── RECORDS PROVIDED

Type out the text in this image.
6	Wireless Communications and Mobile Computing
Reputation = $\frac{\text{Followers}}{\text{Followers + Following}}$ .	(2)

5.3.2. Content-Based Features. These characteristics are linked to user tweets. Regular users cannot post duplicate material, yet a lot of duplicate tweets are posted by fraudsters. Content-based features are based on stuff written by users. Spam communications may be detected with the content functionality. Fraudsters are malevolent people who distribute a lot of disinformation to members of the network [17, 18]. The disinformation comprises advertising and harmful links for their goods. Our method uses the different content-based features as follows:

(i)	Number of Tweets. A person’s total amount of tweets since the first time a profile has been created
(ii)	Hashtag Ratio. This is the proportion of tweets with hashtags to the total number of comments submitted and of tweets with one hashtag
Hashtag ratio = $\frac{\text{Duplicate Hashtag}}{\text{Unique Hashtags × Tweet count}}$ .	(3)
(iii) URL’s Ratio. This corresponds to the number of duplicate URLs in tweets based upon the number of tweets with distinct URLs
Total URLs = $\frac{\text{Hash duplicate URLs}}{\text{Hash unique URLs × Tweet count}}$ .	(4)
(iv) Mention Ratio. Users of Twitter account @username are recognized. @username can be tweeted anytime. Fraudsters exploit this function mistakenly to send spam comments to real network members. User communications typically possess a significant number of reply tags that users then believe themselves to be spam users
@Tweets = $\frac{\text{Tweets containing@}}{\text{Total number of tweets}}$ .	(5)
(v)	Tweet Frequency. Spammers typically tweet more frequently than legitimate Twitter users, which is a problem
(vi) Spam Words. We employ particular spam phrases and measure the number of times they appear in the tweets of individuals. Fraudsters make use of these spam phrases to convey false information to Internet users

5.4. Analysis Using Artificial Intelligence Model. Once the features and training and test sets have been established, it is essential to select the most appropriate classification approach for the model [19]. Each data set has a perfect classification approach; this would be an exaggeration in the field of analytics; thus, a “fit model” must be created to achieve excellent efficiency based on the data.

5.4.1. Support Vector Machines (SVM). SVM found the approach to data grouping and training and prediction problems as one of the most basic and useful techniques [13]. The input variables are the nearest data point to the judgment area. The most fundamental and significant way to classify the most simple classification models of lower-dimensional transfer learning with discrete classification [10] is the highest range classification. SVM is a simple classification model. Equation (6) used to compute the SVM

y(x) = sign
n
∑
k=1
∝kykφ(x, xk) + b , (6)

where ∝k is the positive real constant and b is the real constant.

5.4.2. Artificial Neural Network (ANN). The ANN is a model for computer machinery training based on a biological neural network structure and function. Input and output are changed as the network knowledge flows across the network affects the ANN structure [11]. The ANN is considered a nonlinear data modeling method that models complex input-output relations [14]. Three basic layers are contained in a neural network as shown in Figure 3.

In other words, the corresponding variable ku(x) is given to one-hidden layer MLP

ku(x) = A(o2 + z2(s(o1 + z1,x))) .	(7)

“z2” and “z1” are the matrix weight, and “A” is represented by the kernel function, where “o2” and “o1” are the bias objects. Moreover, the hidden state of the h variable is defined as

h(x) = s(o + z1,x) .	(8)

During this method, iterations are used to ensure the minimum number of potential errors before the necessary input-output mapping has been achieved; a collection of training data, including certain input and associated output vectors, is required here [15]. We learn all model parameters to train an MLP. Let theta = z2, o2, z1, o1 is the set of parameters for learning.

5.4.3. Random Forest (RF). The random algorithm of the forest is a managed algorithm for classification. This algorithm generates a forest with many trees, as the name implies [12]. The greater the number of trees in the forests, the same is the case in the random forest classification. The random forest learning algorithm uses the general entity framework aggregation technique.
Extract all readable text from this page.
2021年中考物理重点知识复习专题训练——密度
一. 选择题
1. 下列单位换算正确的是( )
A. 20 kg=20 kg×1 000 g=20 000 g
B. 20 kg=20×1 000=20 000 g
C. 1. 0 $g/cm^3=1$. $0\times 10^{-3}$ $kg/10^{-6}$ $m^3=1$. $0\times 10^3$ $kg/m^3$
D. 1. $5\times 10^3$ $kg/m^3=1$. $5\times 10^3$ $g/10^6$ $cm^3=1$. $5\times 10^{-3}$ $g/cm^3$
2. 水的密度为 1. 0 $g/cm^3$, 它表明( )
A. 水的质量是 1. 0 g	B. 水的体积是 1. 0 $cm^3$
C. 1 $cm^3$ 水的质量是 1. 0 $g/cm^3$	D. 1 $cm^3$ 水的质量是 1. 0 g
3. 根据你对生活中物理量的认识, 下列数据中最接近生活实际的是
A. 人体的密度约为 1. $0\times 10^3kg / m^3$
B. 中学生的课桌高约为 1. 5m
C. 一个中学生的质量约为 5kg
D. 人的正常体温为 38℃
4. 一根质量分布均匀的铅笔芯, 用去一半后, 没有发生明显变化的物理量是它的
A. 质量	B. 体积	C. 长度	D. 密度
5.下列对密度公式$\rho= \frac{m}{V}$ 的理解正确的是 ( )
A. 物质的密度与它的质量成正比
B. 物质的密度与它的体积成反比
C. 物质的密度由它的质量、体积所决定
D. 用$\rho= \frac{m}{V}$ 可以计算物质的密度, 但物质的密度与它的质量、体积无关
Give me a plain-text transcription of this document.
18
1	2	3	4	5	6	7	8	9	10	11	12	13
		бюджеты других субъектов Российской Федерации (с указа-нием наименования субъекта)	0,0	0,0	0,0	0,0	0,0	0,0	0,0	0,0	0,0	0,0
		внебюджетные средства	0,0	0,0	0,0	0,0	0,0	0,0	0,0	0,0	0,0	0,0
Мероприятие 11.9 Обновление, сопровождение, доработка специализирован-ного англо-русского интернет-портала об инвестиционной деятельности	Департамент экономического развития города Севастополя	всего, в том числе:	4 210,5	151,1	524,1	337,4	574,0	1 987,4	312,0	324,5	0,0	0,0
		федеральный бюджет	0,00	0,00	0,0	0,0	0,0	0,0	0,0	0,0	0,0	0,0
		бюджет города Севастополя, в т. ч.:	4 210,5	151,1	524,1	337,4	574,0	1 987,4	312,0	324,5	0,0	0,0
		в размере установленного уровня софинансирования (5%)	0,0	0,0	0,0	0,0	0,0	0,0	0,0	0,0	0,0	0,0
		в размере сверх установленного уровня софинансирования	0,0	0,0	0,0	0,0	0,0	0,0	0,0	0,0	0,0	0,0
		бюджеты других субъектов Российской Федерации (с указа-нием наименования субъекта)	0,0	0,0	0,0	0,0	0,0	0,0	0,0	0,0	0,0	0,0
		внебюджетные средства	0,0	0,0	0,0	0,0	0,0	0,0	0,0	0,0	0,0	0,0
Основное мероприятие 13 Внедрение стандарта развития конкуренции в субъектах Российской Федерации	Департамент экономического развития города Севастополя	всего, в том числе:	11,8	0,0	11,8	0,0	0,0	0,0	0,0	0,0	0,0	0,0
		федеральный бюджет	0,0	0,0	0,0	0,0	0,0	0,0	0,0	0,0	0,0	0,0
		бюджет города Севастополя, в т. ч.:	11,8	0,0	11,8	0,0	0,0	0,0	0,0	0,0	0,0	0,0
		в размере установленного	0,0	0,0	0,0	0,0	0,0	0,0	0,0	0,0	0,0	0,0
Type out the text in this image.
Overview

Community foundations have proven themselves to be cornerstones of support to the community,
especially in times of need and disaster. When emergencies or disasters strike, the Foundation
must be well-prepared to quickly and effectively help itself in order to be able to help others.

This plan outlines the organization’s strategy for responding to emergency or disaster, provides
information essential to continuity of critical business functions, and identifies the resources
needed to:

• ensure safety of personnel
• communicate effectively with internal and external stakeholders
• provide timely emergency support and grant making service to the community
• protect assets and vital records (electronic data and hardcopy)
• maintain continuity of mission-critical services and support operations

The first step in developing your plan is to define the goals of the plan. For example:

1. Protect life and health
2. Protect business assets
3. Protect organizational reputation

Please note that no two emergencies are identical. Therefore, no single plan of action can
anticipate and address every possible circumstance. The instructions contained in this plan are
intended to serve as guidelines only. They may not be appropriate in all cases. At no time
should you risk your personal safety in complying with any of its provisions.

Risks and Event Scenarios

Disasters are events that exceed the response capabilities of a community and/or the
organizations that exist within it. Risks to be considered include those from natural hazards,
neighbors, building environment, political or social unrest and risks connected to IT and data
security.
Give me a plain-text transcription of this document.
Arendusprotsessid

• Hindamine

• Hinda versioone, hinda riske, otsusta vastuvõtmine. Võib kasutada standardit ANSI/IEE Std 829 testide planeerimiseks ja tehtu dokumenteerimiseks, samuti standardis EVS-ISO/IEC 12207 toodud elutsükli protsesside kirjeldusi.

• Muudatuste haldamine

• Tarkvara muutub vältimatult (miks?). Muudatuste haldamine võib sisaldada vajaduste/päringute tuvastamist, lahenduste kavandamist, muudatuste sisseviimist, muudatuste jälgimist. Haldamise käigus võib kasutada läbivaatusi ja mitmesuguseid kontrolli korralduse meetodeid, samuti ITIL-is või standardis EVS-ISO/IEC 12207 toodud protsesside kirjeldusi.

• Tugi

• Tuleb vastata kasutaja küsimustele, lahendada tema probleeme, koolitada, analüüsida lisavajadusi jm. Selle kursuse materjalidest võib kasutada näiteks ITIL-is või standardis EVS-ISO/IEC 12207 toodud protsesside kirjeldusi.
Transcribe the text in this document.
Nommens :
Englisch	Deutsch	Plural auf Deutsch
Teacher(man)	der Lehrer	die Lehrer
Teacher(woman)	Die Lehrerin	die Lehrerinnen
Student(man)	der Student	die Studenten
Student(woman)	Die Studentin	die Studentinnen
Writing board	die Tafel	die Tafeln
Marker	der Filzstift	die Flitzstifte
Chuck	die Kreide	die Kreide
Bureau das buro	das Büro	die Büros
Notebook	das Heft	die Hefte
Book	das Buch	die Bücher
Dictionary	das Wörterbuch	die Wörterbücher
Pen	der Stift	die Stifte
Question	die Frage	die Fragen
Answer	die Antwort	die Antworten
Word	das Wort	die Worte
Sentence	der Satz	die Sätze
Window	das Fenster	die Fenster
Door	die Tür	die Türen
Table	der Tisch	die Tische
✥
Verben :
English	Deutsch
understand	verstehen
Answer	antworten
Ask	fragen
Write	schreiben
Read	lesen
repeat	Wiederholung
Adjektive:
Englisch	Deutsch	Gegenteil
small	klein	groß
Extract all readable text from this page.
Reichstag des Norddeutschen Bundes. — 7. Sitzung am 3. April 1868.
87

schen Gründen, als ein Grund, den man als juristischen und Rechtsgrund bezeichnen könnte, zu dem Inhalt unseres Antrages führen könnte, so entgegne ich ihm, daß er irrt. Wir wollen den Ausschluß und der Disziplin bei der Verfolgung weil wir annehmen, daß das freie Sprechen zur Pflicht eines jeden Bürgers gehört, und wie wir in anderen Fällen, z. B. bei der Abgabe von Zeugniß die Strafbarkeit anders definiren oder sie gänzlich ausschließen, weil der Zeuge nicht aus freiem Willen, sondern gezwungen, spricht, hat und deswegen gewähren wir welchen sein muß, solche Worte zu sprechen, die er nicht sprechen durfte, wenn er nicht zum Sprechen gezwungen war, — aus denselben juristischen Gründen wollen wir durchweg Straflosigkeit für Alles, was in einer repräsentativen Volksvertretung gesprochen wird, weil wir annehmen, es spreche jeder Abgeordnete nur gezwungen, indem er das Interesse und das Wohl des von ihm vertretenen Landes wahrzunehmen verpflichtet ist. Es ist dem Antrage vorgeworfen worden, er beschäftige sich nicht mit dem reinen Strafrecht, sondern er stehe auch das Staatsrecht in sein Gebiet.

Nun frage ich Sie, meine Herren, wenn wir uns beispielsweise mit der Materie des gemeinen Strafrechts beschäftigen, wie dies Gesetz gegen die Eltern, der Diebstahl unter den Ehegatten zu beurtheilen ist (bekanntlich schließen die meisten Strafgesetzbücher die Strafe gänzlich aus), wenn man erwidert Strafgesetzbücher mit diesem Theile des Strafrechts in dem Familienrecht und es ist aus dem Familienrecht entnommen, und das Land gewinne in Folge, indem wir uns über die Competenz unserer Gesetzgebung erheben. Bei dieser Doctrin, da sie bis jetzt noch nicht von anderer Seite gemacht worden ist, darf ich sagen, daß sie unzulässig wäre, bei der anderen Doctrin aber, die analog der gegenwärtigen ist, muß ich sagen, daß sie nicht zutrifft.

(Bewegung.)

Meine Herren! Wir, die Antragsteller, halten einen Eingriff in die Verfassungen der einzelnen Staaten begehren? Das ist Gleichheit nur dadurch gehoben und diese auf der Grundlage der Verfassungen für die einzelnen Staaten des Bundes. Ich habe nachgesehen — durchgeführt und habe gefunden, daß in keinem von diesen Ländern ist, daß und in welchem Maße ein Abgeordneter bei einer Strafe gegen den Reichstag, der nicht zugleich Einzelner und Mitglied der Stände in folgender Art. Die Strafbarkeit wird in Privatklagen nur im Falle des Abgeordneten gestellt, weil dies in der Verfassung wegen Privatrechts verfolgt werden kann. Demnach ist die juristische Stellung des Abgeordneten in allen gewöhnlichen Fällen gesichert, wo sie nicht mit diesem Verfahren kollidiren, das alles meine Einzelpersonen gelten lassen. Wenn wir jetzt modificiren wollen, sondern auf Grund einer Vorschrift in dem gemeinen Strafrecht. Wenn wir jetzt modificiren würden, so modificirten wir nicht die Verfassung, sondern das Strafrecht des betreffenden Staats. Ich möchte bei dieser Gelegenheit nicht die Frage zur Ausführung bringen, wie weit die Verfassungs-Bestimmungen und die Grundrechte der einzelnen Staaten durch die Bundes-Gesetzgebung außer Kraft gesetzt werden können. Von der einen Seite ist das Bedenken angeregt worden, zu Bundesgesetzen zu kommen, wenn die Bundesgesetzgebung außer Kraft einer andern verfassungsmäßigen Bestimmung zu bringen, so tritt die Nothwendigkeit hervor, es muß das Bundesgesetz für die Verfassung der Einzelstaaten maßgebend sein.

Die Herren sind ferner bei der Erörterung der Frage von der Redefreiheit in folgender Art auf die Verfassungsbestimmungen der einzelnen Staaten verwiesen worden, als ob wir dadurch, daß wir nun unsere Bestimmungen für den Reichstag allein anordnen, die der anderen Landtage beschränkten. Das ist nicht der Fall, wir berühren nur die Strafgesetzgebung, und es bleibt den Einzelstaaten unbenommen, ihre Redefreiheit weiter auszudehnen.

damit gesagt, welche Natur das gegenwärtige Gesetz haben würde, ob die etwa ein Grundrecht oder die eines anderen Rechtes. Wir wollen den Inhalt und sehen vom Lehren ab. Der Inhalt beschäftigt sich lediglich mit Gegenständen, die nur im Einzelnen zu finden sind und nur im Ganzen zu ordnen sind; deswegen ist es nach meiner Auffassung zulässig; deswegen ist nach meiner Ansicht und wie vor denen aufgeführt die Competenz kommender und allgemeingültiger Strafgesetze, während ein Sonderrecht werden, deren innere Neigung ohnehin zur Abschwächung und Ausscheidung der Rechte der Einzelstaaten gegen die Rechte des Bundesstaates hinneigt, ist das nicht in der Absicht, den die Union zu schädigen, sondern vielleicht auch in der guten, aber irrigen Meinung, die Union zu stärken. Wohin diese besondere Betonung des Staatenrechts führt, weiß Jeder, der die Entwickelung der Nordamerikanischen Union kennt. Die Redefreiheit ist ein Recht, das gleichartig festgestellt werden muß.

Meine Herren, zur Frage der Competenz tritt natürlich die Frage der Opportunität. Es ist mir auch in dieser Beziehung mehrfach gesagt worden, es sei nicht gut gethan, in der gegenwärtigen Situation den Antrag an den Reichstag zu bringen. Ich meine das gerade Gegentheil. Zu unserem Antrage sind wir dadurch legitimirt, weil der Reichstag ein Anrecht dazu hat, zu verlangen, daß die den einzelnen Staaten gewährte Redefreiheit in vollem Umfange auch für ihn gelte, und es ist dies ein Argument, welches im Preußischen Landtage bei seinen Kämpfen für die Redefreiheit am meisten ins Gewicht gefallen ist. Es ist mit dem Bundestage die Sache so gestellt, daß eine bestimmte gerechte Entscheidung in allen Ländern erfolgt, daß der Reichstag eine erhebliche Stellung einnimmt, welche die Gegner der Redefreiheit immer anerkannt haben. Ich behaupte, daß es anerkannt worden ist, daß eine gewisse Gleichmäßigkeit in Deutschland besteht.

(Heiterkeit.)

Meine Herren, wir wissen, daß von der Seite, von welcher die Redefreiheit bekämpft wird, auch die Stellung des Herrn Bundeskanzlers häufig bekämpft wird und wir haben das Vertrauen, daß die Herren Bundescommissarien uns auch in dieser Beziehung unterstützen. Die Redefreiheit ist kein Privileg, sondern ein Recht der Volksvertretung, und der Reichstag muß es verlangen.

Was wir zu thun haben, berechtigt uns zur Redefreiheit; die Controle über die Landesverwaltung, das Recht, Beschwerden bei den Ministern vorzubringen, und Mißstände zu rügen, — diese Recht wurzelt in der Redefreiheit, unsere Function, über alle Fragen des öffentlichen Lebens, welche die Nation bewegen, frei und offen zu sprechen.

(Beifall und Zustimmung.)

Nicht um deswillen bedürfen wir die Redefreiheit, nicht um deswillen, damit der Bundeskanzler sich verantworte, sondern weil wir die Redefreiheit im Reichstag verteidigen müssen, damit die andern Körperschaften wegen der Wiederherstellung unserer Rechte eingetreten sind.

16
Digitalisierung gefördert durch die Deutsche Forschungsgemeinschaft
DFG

────

● PROBLEM TO SOLVE
Pull out all lines of the data with the string "network".

● RESULT FOR THIS TASK
5.3.2. Content-Based Features. These characteristics are linked to user tweets. Regular users cannot post duplicate material, yet a lot of duplicate tweets are posted by fraudsters. Content-based features are based on stuff written by users. Spam communications may be detected with the content functionality. Fraudsters are malevolent people who distribute a lot of disinformation to members of the network [17, 18]. The disinformation comprises advertising and harmful links for their goods. Our method uses the different content-based features as follows:
(iv) Mention Ratio. Users of Twitter account @username are recognized. @username can be tweeted anytime. Fraudsters exploit this function mistakenly to send spam comments to real network members. User communications typically possess a significant number of reply tags that users then believe themselves to be spam users
5.4.2. Artificial Neural Network (ANN). The ANN is a model for computer machinery training based on a biological neural network structure and function. Input and output are changed as the network knowledge flows across the network affects the ANN structure [11]. The ANN is considered a nonlinear data modeling method that models complex input-output relations [14]. Three basic layers are contained in a neural network as shown in Figure 3.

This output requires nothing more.